Set exercise: Type out all the records word for word. Any pictures are to be left out.

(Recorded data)
□ □ □ □ □ □ □

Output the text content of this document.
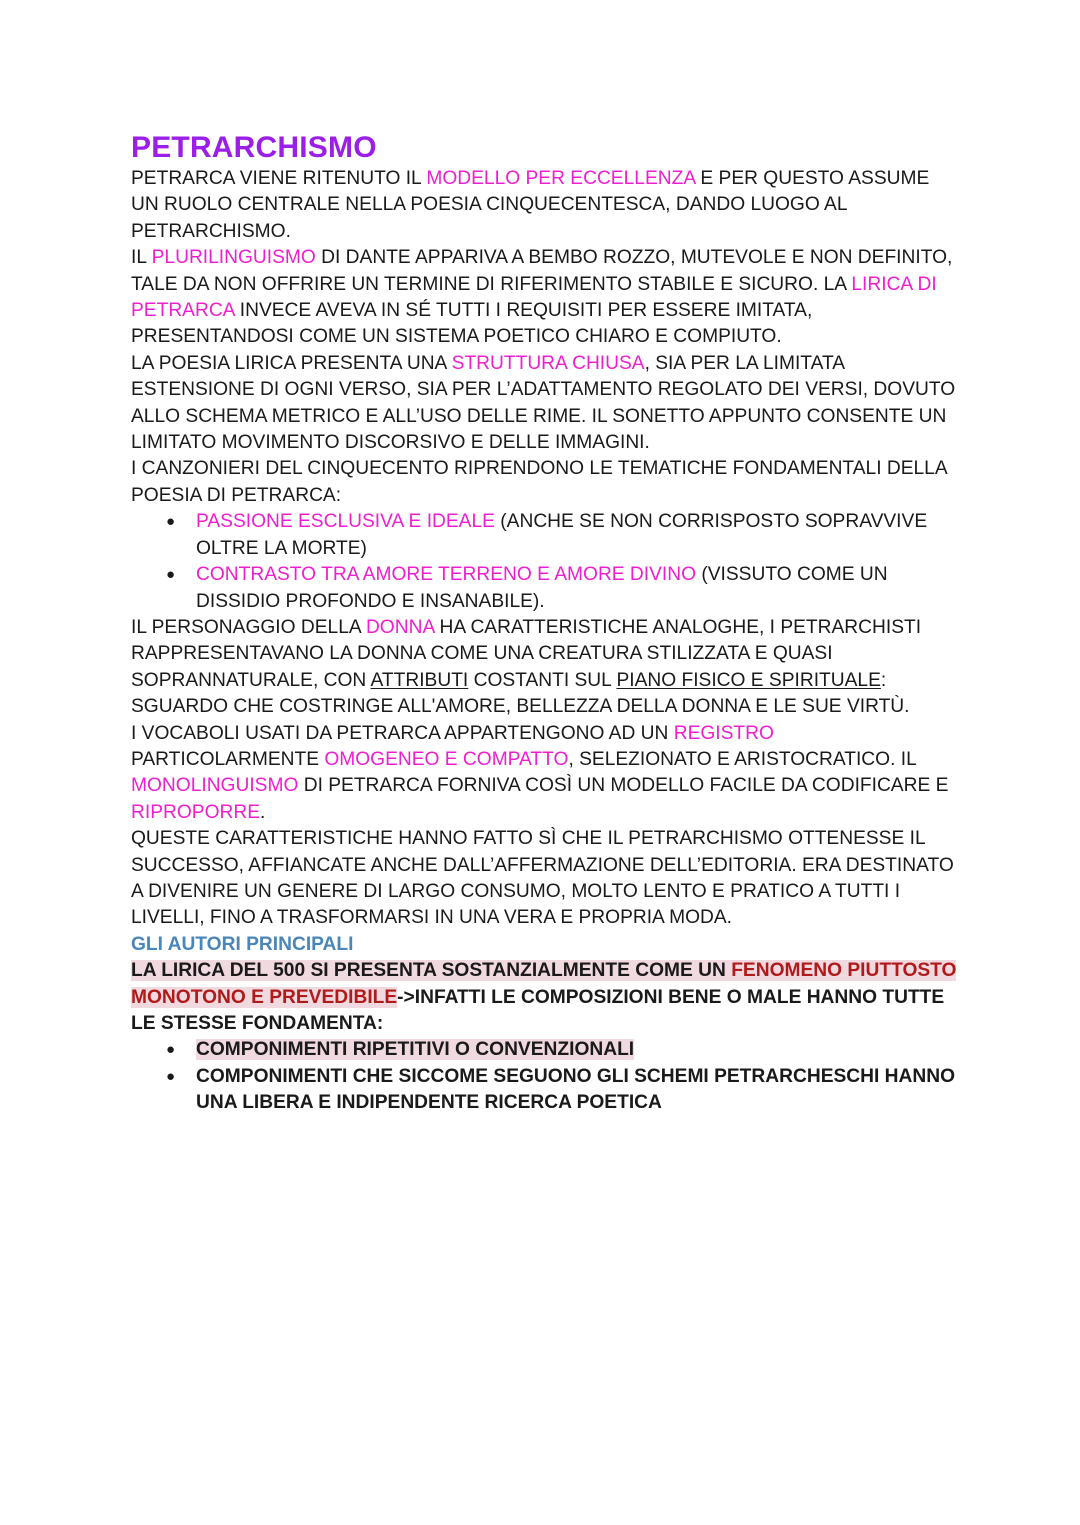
PETRARCHISMO

PETRARCA VIENE RITENUTO IL MODELLO PER ECCELLENZA E PER QUESTO ASSUME UN RUOLO CENTRALE NELLA POESIA CINQUECENTESCA, DANDO LUOGO AL PETRARCHISMO.

IL PLURILINGUISMO DI DANTE APPARIVA A BEMBO ROZZO, MUTEVOLE E NON DEFINITO, TALE DA NON OFFRIRE UN TERMINE DI RIFERIMENTO STABILE E SICURO. LA LIRICA DI PETRARCA INVECE AVEVA IN SÉ TUTTI I REQUISITI PER ESSERE IMITATA, PRESENTANDOSI COME UN SISTEMA POETICO CHIARO E COMPIUTO.

LA POESIA LIRICA PRESENTA UNA STRUTTURA CHIUSA, SIA PER LA LIMITATA ESTENSIONE DI OGNI VERSO, SIA PER L’ADATTAMENTO REGOLATO DEI VERSI, DOVUTO ALLO SCHEMA METRICO E ALL’USO DELLE RIME. IL SONETTO APPUNTO CONSENTE UN LIMITATO MOVIMENTO DISCORSIVO E DELLE IMMAGINI.

I CANZONIERI DEL CINQUECENTO RIPRENDONO LE TEMATICHE FONDAMENTALI DELLA POESIA DI PETRARCA:

● PASSIONE ESCLUSIVA E IDEALE (ANCHE SE NON CORRISPOSTO SOPRAVVIVE OLTRE LA MORTE)
● CONTRASTO TRA AMORE TERRENO E AMORE DIVINO (VISSUTO COME UN DISSIDIO PROFONDO E INSANABILE).

IL PERSONAGGIO DELLA DONNA HA CARATTERISTICHE ANALOGHE, I PETRARCHISTI RAPPRESENTAVANO LA DONNA COME UNA CREATURA STILIZZATA E QUASI SOPRANNATURALE, CON ATTRIBUTI COSTANTI SUL PIANO FISICO E SPIRITUALE: SGUARDO CHE COSTRINGE ALL'AMORE, BELLEZZA DELLA DONNA E LE SUE VIRTÙ.

I VOCABOLI USATI DA PETRARCA APPARTENGONO AD UN REGISTRO PARTICOLARMENTE OMOGENEO E COMPATTO, SELEZIONATO E ARISTOCRATICO. IL MONOLINGUISMO DI PETRARCA FORNIVA COSÌ UN MODELLO FACILE DA CODIFICARE E RIPROPORRE.

QUESTE CARATTERISTICHE HANNO FATTO SÌ CHE IL PETRARCHISMO OTTENESSE IL SUCCESSO, AFFIANCATE ANCHE DALL’AFFERMAZIONE DELL’EDITORIA. ERA DESTINATO A DIVENIRE UN GENERE DI LARGO CONSUMO, MOLTO LENTO E PRATICO A TUTTI I LIVELLI, FINO A TRASFORMARSI IN UNA VERA E PROPRIA MODA.

GLI AUTORI PRINCIPALI

LA LIRICA DEL 500 SI PRESENTA SOSTANZIALMENTE COME UN FENOMENO PIUTTOSTO MONOTONO E PREVEDIBILE->INFATTI LE COMPOSIZIONI BENE O MALE HANNO TUTTE LE STESSE FONDAMENTA:

● COMPONIMENTI RIPETITIVI O CONVENZIONALI
● COMPONIMENTI CHE SICCOME SEGUONO GLI SCHEMI PETRARCHESCHI HANNO UNA LIBERA E INDIPENDENTE RICERCA POETICA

□ □ □ □ □ □ □

Result:
Output the text content of this document.
PETRARCHISMO

PETRARCA VIENE RITENUTO IL MODELLO PER ECCELLENZA E PER QUESTO ASSUME UN RUOLO CENTRALE NELLA POESIA CINQUECENTESCA, DANDO LUOGO AL PETRARCHISMO.

IL PLURILINGUISMO DI DANTE APPARIVA A BEMBO ROZZO, MUTEVOLE E NON DEFINITO, TALE DA NON OFFRIRE UN TERMINE DI RIFERIMENTO STABILE E SICURO. LA LIRICA DI PETRARCA INVECE AVEVA IN SÉ TUTTI I REQUISITI PER ESSERE IMITATA, PRESENTANDOSI COME UN SISTEMA POETICO CHIARO E COMPIUTO.

LA POESIA LIRICA PRESENTA UNA STRUTTURA CHIUSA, SIA PER LA LIMITATA ESTENSIONE DI OGNI VERSO, SIA PER L’ADATTAMENTO REGOLATO DEI VERSI, DOVUTO ALLO SCHEMA METRICO E ALL’USO DELLE RIME. IL SONETTO APPUNTO CONSENTE UN LIMITATO MOVIMENTO DISCORSIVO E DELLE IMMAGINI.

I CANZONIERI DEL CINQUECENTO RIPRENDONO LE TEMATICHE FONDAMENTALI DELLA POESIA DI PETRARCA:

● PASSIONE ESCLUSIVA E IDEALE (ANCHE SE NON CORRISPOSTO SOPRAVVIVE OLTRE LA MORTE)
● CONTRASTO TRA AMORE TERRENO E AMORE DIVINO (VISSUTO COME UN DISSIDIO PROFONDO E INSANABILE).

IL PERSONAGGIO DELLA DONNA HA CARATTERISTICHE ANALOGHE, I PETRARCHISTI RAPPRESENTAVANO LA DONNA COME UNA CREATURA STILIZZATA E QUASI SOPRANNATURALE, CON ATTRIBUTI COSTANTI SUL PIANO FISICO E SPIRITUALE: SGUARDO CHE COSTRINGE ALL'AMORE, BELLEZZA DELLA DONNA E LE SUE VIRTÙ.

I VOCABOLI USATI DA PETRARCA APPARTENGONO AD UN REGISTRO PARTICOLARMENTE OMOGENEO E COMPATTO, SELEZIONATO E ARISTOCRATICO. IL MONOLINGUISMO DI PETRARCA FORNIVA COSÌ UN MODELLO FACILE DA CODIFICARE E RIPROPORRE.

QUESTE CARATTERISTICHE HANNO FATTO SÌ CHE IL PETRARCHISMO OTTENESSE IL SUCCESSO, AFFIANCATE ANCHE DALL’AFFERMAZIONE DELL’EDITORIA. ERA DESTINATO A DIVENIRE UN GENERE DI LARGO CONSUMO, MOLTO LENTO E PRATICO A TUTTI I LIVELLI, FINO A TRASFORMARSI IN UNA VERA E PROPRIA MODA.

GLI AUTORI PRINCIPALI

LA LIRICA DEL 500 SI PRESENTA SOSTANZIALMENTE COME UN FENOMENO PIUTTOSTO MONOTONO E PREVEDIBILE->INFATTI LE COMPOSIZIONI BENE O MALE HANNO TUTTE LE STESSE FONDAMENTA:

● COMPONIMENTI RIPETITIVI O CONVENZIONALI
● COMPONIMENTI CHE SICCOME SEGUONO GLI SCHEMI PETRARCHESCHI HANNO UNA LIBERA E INDIPENDENTE RICERCA POETICA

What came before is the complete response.